▸ **SHORT PROBLEM**
All the entries need to be quoted exactly, apart from the pictures, which you should drop.

▸ **INFORMATION SUPPLIED**
===============

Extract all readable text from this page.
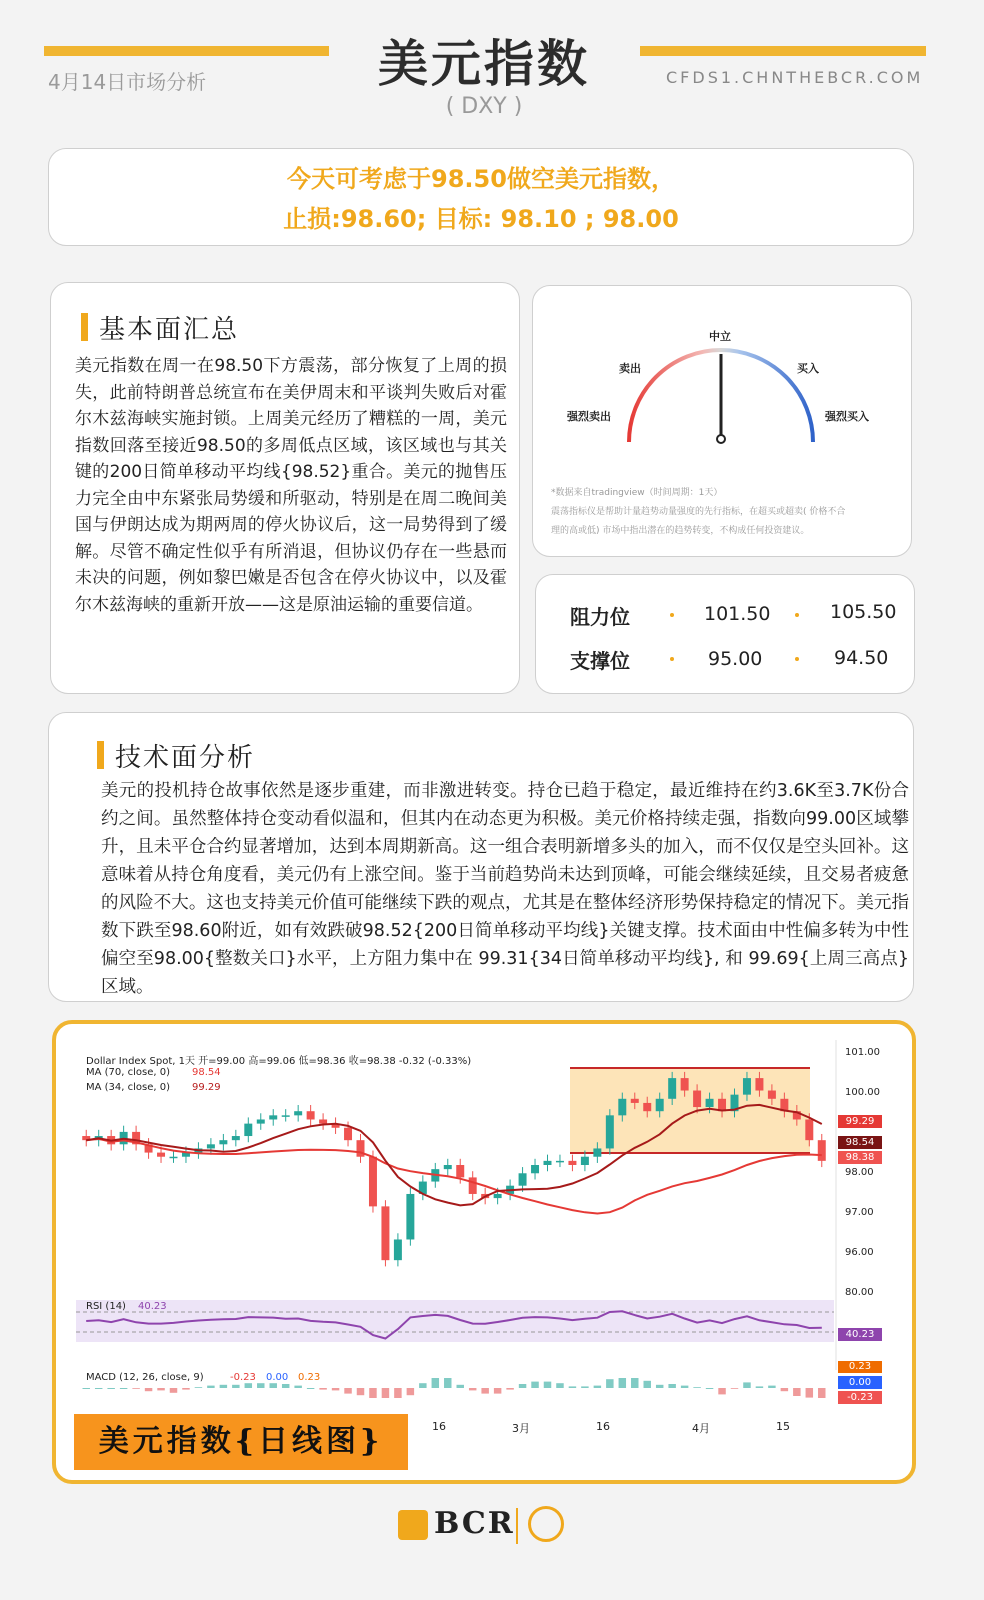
4月14日市场分析	美元指数
( DXY )
CFDS1.CHNTHEBCR.COM
今天可考虑于98.50做空美元指数，
止损:98.60; 目标: 98.10 ; 98.00
基本面汇总
美元指数在周一在98.50下方震荡，部分恢复了上周的损失，此前特朗普总统宣布在美伊周末和平谈判失败后对霍尔木兹海峡实施封锁。上周美元经历了糟糕的一周，美元指数回落至接近98.50的多周低点区域，该区域也与其关键的200日简单移动平均线{98.52}重合。美元的抛售压力完全由中东紧张局势缓和所驱动，特别是在周二晚间美国与伊朗达成为期两周的停火协议后，这一局势得到了缓解。尽管不确定性似乎有所消退，但协议仍存在一些悬而未决的问题，例如黎巴嫩是否包含在停火协议中，以及霍尔木兹海峡的重新开放——这是原油运输的重要信道。
中立
卖出	买入
强烈卖出	强烈买入
*数据来自tradingview（时间周期：1天）
震荡指标仪是帮助计量趋势动量强度的先行指标，在超买或超卖( 价格不合
理的高或低) 市场中指出潜在的趋势转变，不构成任何投资建议。
阻力位	101.50	105.50
支撑位	95.00	94.50
技术面分析
美元的投机持仓故事依然是逐步重建，而非激进转变。持仓已趋于稳定，最近维持在约3.6K至3.7K份合约之间。虽然整体持仓变动看似温和，但其内在动态更为积极。美元价格持续走强，指数向99.00区域攀升，且未平仓合约显著增加，达到本周期新高。这一组合表明新增多头的加入，而不仅仅是空头回补。这意味着从持仓角度看，美元仍有上涨空间。鉴于当前趋势尚未达到顶峰，可能会继续延续，且交易者疲惫的风险不大。这也支持美元价值可能继续下跌的观点，尤其是在整体经济形势保持稳定的情况下。美元指数下跌至98.60附近，如有效跌破98.52{200日简单移动平均线}关键支撑。技术面由中性偏多转为中性偏空至98.00{整数关口}水平，上方阻力集中在 99.31{34日简单移动平均线}, 和 99.69{上周三高点}区域。
Dollar Index Spot, 1天 开=99.00 高=99.06 低=98.36 收=98.38 -0.32 (-0.33%)
MA (70, close, 0) 98.54
MA (34, close, 0) 99.29
RSI (14) 40.23
MACD (12, 26, close, 9)	-0.23 0.00 0.23
101.00
100.00
98.00
97.00
96.00
80.00
99.29
98.54
98.38
40.23
0.23
0.00
-0.23
16	3月	16	4月	15
美元指数{日线图}
BCR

===============

▸ **RESPONSE TO THIS TASK**
Extract all readable text from this page.
4月14日市场分析	美元指数
( DXY )
CFDS1.CHNTHEBCR.COM
今天可考虑于98.50做空美元指数，
止损:98.60; 目标: 98.10 ; 98.00
基本面汇总
美元指数在周一在98.50下方震荡，部分恢复了上周的损失，此前特朗普总统宣布在美伊周末和平谈判失败后对霍尔木兹海峡实施封锁。上周美元经历了糟糕的一周，美元指数回落至接近98.50的多周低点区域，该区域也与其关键的200日简单移动平均线{98.52}重合。美元的抛售压力完全由中东紧张局势缓和所驱动，特别是在周二晚间美国与伊朗达成为期两周的停火协议后，这一局势得到了缓解。尽管不确定性似乎有所消退，但协议仍存在一些悬而未决的问题，例如黎巴嫩是否包含在停火协议中，以及霍尔木兹海峡的重新开放——这是原油运输的重要信道。
中立
卖出	买入
强烈卖出	强烈买入
*数据来自tradingview（时间周期：1天）
震荡指标仪是帮助计量趋势动量强度的先行指标，在超买或超卖( 价格不合
理的高或低) 市场中指出潜在的趋势转变，不构成任何投资建议。
阻力位	101.50	105.50
支撑位	95.00	94.50
技术面分析
美元的投机持仓故事依然是逐步重建，而非激进转变。持仓已趋于稳定，最近维持在约3.6K至3.7K份合约之间。虽然整体持仓变动看似温和，但其内在动态更为积极。美元价格持续走强，指数向99.00区域攀升，且未平仓合约显著增加，达到本周期新高。这一组合表明新增多头的加入，而不仅仅是空头回补。这意味着从持仓角度看，美元仍有上涨空间。鉴于当前趋势尚未达到顶峰，可能会继续延续，且交易者疲惫的风险不大。这也支持美元价值可能继续下跌的观点，尤其是在整体经济形势保持稳定的情况下。美元指数下跌至98.60附近，如有效跌破98.52{200日简单移动平均线}关键支撑。技术面由中性偏多转为中性偏空至98.00{整数关口}水平，上方阻力集中在 99.31{34日简单移动平均线}, 和 99.69{上周三高点}区域。
Dollar Index Spot, 1天 开=99.00 高=99.06 低=98.36 收=98.38 -0.32 (-0.33%)
MA (70, close, 0) 98.54
MA (34, close, 0) 99.29
RSI (14) 40.23
MACD (12, 26, close, 9)	-0.23 0.00 0.23
101.00
100.00
98.00
97.00
96.00
80.00
99.29
98.54
98.38
40.23
0.23
0.00
-0.23
16	3月	16	4月	15
美元指数{日线图}
BCR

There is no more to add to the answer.